*Texte extrait:*
------------------------------------------------------------
Cassius, dans sa réponse, proteste, relève ces mots et ajoute : "Ceux que tu
appelles philêdonoi sont philokaloi et
philodikaioi." (Lettres, IX, 18, 19.)
(120)
Les intermondes (intermundia, ta metakosmia, ta metaxu kosmôn
diastêmata) sont les intervalles vides qui, selon Épicure, séparent les
divers mondes formés par la rencontre des atomes. C'est là que les dieux,
immobiles au milieu des mouvements des sphères, jouissent de l'éternelle
félicité du repos.
(121)
Cicéron revient sans cesse sur les mêmes idées.
(122)
Encore une répétition.
(123)
On connaît l'histoire de Damon et de Pythias. Pythias, condamné à mort par Denys
le tyran, demanda quelques jours de délai : Damon le pythagoricien se remit
comme otage entre les mains du tyran, et Pythias resta libre ; mais il revint an
jour prescrit pour reprendre sa place et subir sa peine. Le tyran touché lui fit
grâce.
------------------------------------------------------------
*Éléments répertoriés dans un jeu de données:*

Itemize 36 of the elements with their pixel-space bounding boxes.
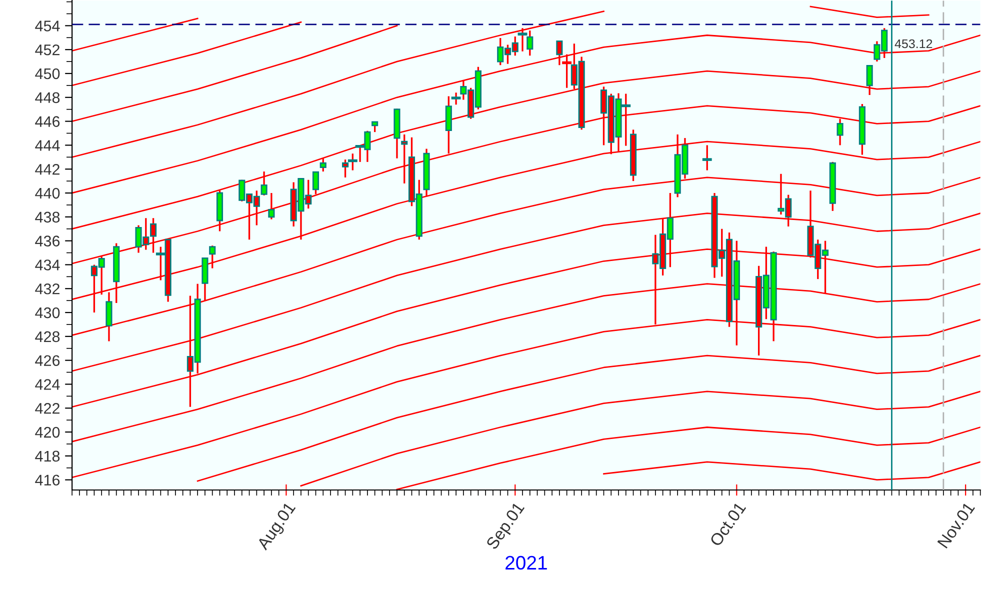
y-tick-label: 418 bbox=[35, 450, 60, 462]
annotation: 453.12 bbox=[894, 39, 932, 48]
y-tick-label: 434 bbox=[35, 260, 60, 270]
y-tick-label: 448 bbox=[35, 92, 60, 104]
candlestick bbox=[372, 121, 378, 133]
y-tick-label: 432 bbox=[35, 283, 60, 294]
candlestick bbox=[312, 171, 320, 196]
y-tick-label: 440 bbox=[35, 188, 60, 199]
candlestick bbox=[150, 217, 157, 254]
candlestick bbox=[320, 158, 326, 172]
line-series bbox=[300, 390, 980, 487]
line-series bbox=[396, 426, 980, 490]
candlestick bbox=[836, 118, 844, 146]
line-series bbox=[603, 461, 980, 481]
y-tick-label: 450 bbox=[35, 68, 60, 80]
y-tick-label: 416 bbox=[35, 474, 60, 486]
y-tick-label: 428 bbox=[35, 331, 60, 342]
y-tick-label: 430 bbox=[35, 307, 60, 318]
line-series bbox=[72, 24, 398, 122]
y-tick-label: 426 bbox=[35, 355, 60, 366]
y-tick-label: 454 bbox=[35, 20, 60, 32]
y-tick-label: 424 bbox=[35, 379, 60, 390]
candlestick bbox=[401, 134, 408, 184]
candlestick bbox=[260, 170, 268, 196]
y-tick-label: 422 bbox=[35, 402, 60, 414]
y-tick-label: 442 bbox=[35, 164, 60, 175]
line-series bbox=[196, 354, 980, 482]
y-tick-label: 420 bbox=[35, 426, 60, 438]
x-axis-title: 2021 bbox=[506, 556, 547, 570]
candlestick bbox=[268, 192, 275, 220]
y-tick-label: 444 bbox=[35, 140, 60, 151]
y-tick-label: 436 bbox=[35, 236, 60, 246]
y-tick-label: 446 bbox=[35, 116, 60, 127]
y-tick-label: 438 bbox=[35, 212, 60, 223]
candlestick bbox=[209, 244, 216, 270]
y-tick-label: 452 bbox=[35, 44, 60, 56]
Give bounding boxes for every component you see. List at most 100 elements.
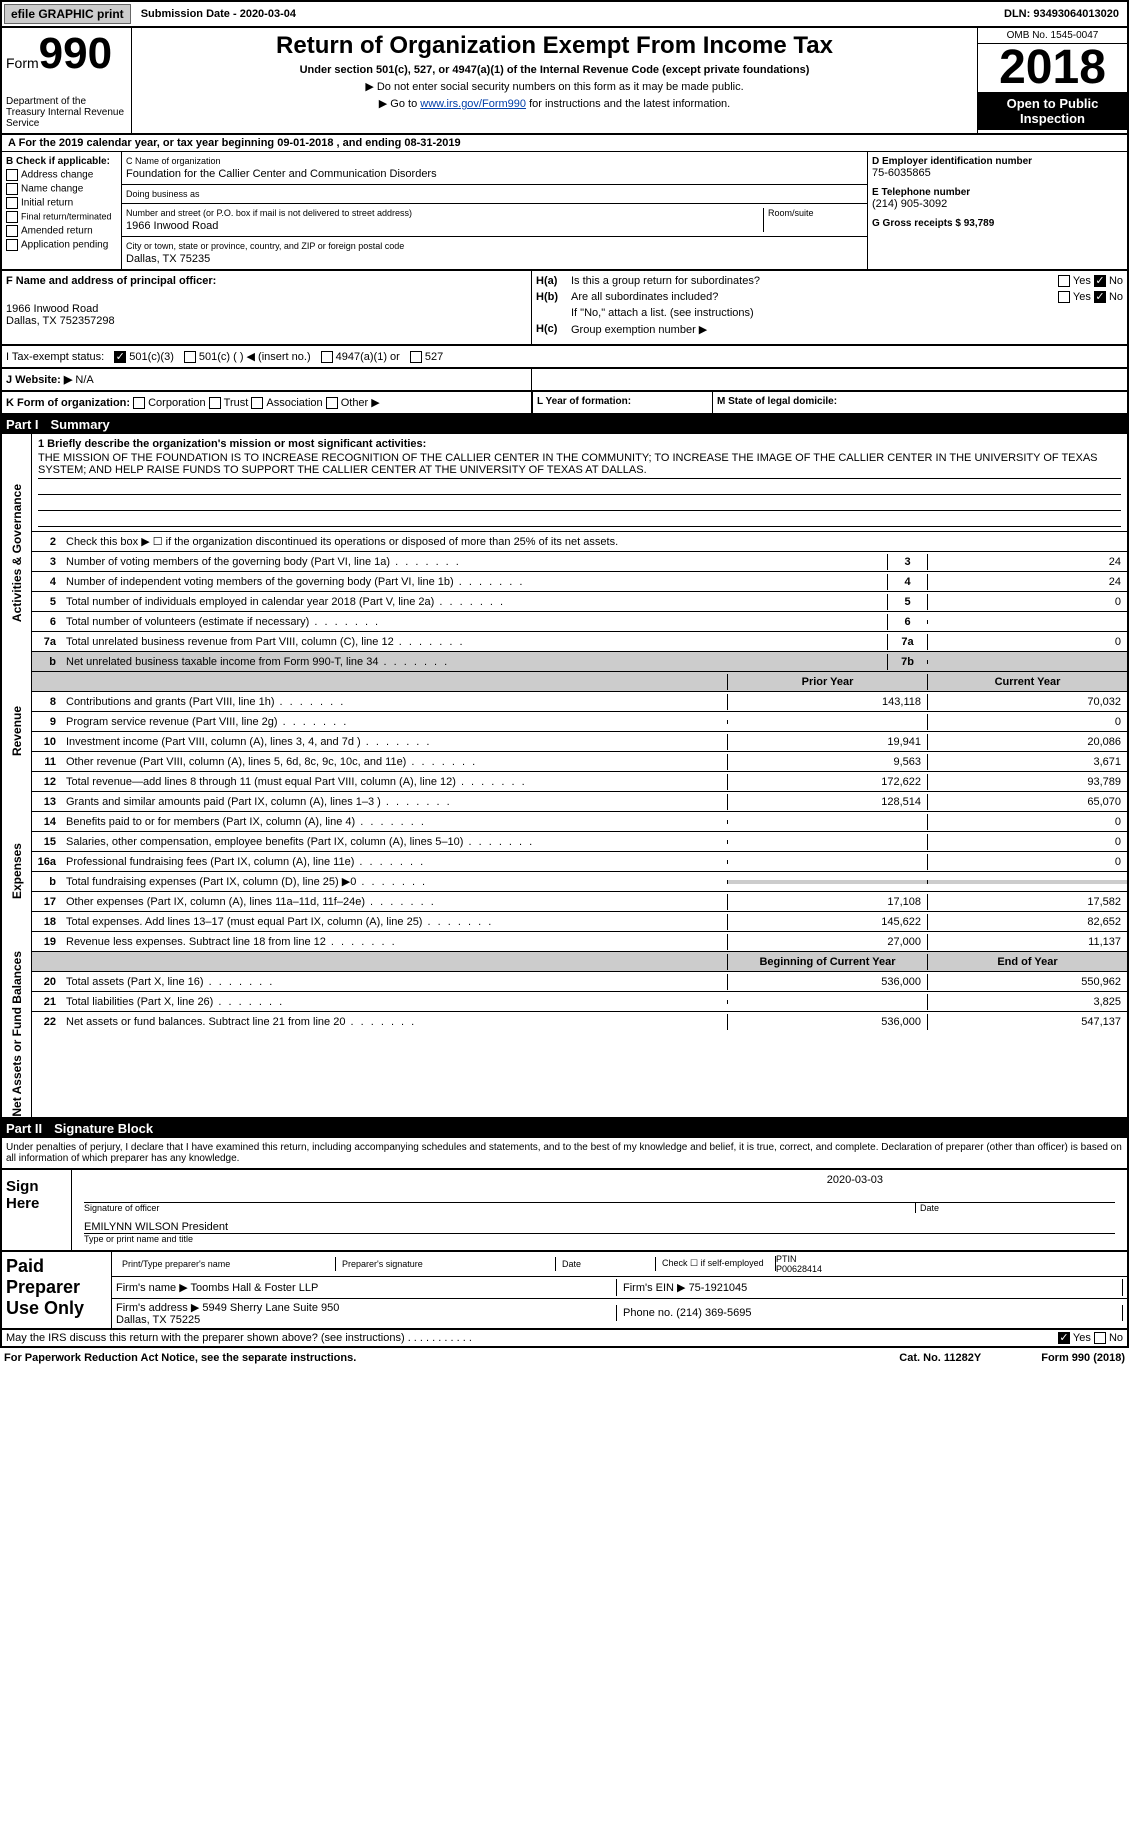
line-12: 12Total revenue—add lines 8 through 11 (… [32, 771, 1127, 791]
governance-section: Activities & Governance 1 Briefly descri… [2, 434, 1127, 671]
telephone: (214) 905-3092 [872, 198, 1123, 210]
line-17: 17Other expenses (Part IX, column (A), l… [32, 891, 1127, 911]
net-header: Beginning of Current Year End of Year [32, 951, 1127, 971]
box-h: H(a) Is this a group return for subordin… [532, 271, 1127, 344]
hb-note-row: If "No," attach a list. (see instruction… [536, 307, 1123, 319]
k-block: K Form of organization: Corporation Trus… [2, 392, 532, 413]
irs-link[interactable]: www.irs.gov/Form990 [420, 98, 526, 110]
cb-amended: Amended return [6, 225, 117, 237]
signature-fields: 2020-03-03 Signature of officer Date EMI… [72, 1170, 1127, 1250]
may-irs-row: May the IRS discuss this return with the… [0, 1330, 1129, 1348]
expenses-section: Expenses 13Grants and similar amounts pa… [2, 791, 1127, 951]
date-label: Date [915, 1203, 1115, 1213]
street-addr: 1966 Inwood Road [126, 220, 763, 232]
gross-block: G Gross receipts $ 93,789 [872, 218, 1123, 229]
line-b: bTotal fundraising expenses (Part IX, co… [32, 871, 1127, 891]
form-year: Form 990 (2018) [1041, 1352, 1125, 1364]
revenue-section: Revenue Prior Year Current Year 8Contrib… [2, 671, 1127, 791]
firm-ein-label: Firm's EIN ▶ [623, 1282, 686, 1294]
cb-501c: 501(c) ( ) ◀ (insert no.) [184, 350, 311, 363]
phone: (214) 369-5695 [676, 1307, 751, 1319]
ha-yn: Yes No [1058, 275, 1123, 287]
ha-label: H(a) [536, 275, 571, 287]
part1-title: Summary [51, 417, 110, 432]
current-year-hdr: Current Year [927, 674, 1127, 690]
blank-line [38, 479, 1121, 495]
firm-name: Toombs Hall & Foster LLP [191, 1282, 319, 1294]
cb-initial: Initial return [6, 197, 117, 209]
open-inspection: Open to Public Inspection [978, 92, 1127, 130]
mission-text: THE MISSION OF THE FOUNDATION IS TO INCR… [38, 450, 1121, 479]
may-irs-label: May the IRS discuss this return with the… [6, 1332, 1058, 1344]
tel-block: E Telephone number (214) 905-3092 [872, 187, 1123, 210]
info-block: B Check if applicable: Address change Na… [0, 152, 1129, 271]
firm-addr-label: Firm's address ▶ [116, 1302, 199, 1314]
line-7a: 7aTotal unrelated business revenue from … [32, 631, 1127, 651]
city: Dallas, TX 75235 [126, 253, 863, 265]
form-number: 990 [39, 29, 112, 78]
prep-sig-label: Preparer's signature [336, 1257, 556, 1271]
addr-label: Number and street (or P.O. box if mail i… [126, 208, 763, 218]
cb-name: Name change [6, 183, 117, 195]
efile-print-button[interactable]: efile GRAPHIC print [4, 4, 131, 24]
blank-line [38, 511, 1121, 527]
ein-label: D Employer identification number [872, 156, 1123, 167]
tel-label: E Telephone number [872, 187, 1123, 198]
line-5: 5Total number of individuals employed in… [32, 591, 1127, 611]
line-3: 3Number of voting members of the governi… [32, 551, 1127, 571]
eoy-hdr: End of Year [927, 954, 1127, 970]
perjury-declaration: Under penalties of perjury, I declare th… [2, 1138, 1127, 1168]
box-f: F Name and address of principal officer:… [2, 271, 532, 344]
ha-q: Is this a group return for subordinates? [571, 275, 1058, 287]
ssn-note: ▶ Do not enter social security numbers o… [136, 80, 973, 93]
sidebar-governance: Activities & Governance [2, 434, 32, 671]
pra-notice: For Paperwork Reduction Act Notice, see … [4, 1352, 899, 1364]
title-block: Return of Organization Exempt From Incom… [132, 28, 977, 133]
line-14: 14Benefits paid to or for members (Part … [32, 811, 1127, 831]
part1-num: Part I [6, 417, 51, 432]
line-11: 11Other revenue (Part VIII, column (A), … [32, 751, 1127, 771]
year-block: OMB No. 1545-0047 2018 Open to Public In… [977, 28, 1127, 133]
type-name-line: Type or print name and title [84, 1233, 1115, 1244]
line-15: 15Salaries, other compensation, employee… [32, 831, 1127, 851]
cb-corp: Corporation [133, 397, 205, 409]
cb-527: 527 [410, 351, 443, 363]
paid-label: Paid Preparer Use Only [2, 1252, 112, 1328]
ein: 75-6035865 [872, 167, 1123, 179]
prep-name-label: Print/Type preparer's name [116, 1257, 336, 1271]
l-block: L Year of formation: [532, 392, 712, 413]
line-19: 19Revenue less expenses. Subtract line 1… [32, 931, 1127, 951]
line-13: 13Grants and similar amounts paid (Part … [32, 791, 1127, 811]
cat-no: Cat. No. 11282Y [899, 1352, 981, 1364]
sign-here-row: Sign Here 2020-03-03 Signature of office… [0, 1170, 1129, 1252]
signature-block: Under penalties of perjury, I declare th… [0, 1138, 1129, 1170]
bcy-hdr: Beginning of Current Year [727, 954, 927, 970]
officer-sig-line: Signature of officer Date [84, 1202, 1115, 1213]
netassets-section: Net Assets or Fund Balances Beginning of… [2, 951, 1127, 1117]
line-20: 20Total assets (Part X, line 16)536,0005… [32, 971, 1127, 991]
cb-trust: Trust [209, 397, 249, 409]
cb-4947: 4947(a)(1) or [321, 351, 400, 363]
blank-line [38, 495, 1121, 511]
dln: DLN: 93493064013020 [996, 6, 1127, 22]
box-c: C Name of organization Foundation for th… [122, 152, 867, 269]
firm-name-row: Firm's name ▶ Toombs Hall & Foster LLP F… [112, 1277, 1127, 1299]
cb-assoc: Association [251, 397, 322, 409]
tax-label: I Tax-exempt status: [6, 351, 104, 363]
firm-addr-row: Firm's address ▶ 5949 Sherry Lane Suite … [112, 1299, 1127, 1328]
hc-label: H(c) [536, 323, 571, 336]
cb-address: Address change [6, 169, 117, 181]
hc-row: H(c) Group exemption number ▶ [536, 323, 1123, 336]
org-name-row: C Name of organization Foundation for th… [122, 152, 867, 185]
line-2: 2Check this box ▶ ☐ if the organization … [32, 531, 1127, 551]
city-label: City or town, state or province, country… [126, 241, 863, 251]
preparer-header-row: Print/Type preparer's name Preparer's si… [112, 1252, 1127, 1277]
line-8: 8Contributions and grants (Part VIII, li… [32, 691, 1127, 711]
sidebar-revenue: Revenue [2, 671, 32, 791]
hc-q: Group exemption number ▶ [571, 323, 707, 336]
hb-row: H(b) Are all subordinates included? Yes … [536, 291, 1123, 303]
line-6: 6Total number of volunteers (estimate if… [32, 611, 1127, 631]
type-name-label: Type or print name and title [84, 1234, 1115, 1244]
prior-year-hdr: Prior Year [727, 674, 927, 690]
ha-row: H(a) Is this a group return for subordin… [536, 275, 1123, 287]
------------------------------------------------------------
*Consignes:*
1: Selon le texte extrait, qui s'est livré comme otage au tyran Denys à la place de Pythias ?
2: Résumez le texte extrait en deux phrases.

*Réponses:*
1: Damon le pythagoricien.

2: Le texte extrait rapporte que Cassius répond que ceux qu'on appelle philêdonoi sont philokaloi et philodikaioi, et explique que, selon Épicure, les intermondes sont les intervalles vides séparant les mondes, où les dieux jouissent de l'éternelle félicité du repos. Il rappelle aussi que Damon se fit otage pour Pythias, condamné à mort par Denys, et que le tyran, touché par le retour de Pythias venu subir sa peine, lui fit grâce.